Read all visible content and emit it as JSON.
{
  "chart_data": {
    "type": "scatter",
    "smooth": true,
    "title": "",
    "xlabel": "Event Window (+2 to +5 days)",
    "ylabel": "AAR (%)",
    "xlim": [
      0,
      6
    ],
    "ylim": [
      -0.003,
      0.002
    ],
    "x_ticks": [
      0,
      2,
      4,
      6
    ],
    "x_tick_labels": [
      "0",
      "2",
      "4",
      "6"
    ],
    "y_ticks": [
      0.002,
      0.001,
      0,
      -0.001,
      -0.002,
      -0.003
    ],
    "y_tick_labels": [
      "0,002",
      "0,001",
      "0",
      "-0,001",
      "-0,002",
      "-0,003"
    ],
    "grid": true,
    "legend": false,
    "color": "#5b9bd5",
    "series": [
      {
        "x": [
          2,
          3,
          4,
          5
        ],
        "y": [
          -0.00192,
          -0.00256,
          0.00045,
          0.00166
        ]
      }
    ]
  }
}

★ ★ ★ ★ ★ ★ ★

» YOUR OBJECTIVE: Transcribe every entry word for word.

» ANSWER TO THE TASK:
Read all visible content and emit it as JSON.
{
  "chart_data": {
    "type": "scatter",
    "smooth": true,
    "title": "",
    "xlabel": "Event Window (+2 to +5 days)",
    "ylabel": "AAR (%)",
    "xlim": [
      0,
      6
    ],
    "ylim": [
      -0.003,
      0.002
    ],
    "x_ticks": [
      0,
      2,
      4,
      6
    ],
    "x_tick_labels": [
      "0",
      "2",
      "4",
      "6"
    ],
    "y_ticks": [
      0.002,
      0.001,
      0,
      -0.001,
      -0.002,
      -0.003
    ],
    "y_tick_labels": [
      "0,002",
      "0,001",
      "0",
      "-0,001",
      "-0,002",
      "-0,003"
    ],
    "grid": true,
    "legend": false,
    "color": "#5b9bd5",
    "series": [
      {
        "x": [
          2,
          3,
          4,
          5
        ],
        "y": [
          -0.00192,
          -0.00256,
          0.00045,
          0.00166
        ]
      }
    ]
  }
}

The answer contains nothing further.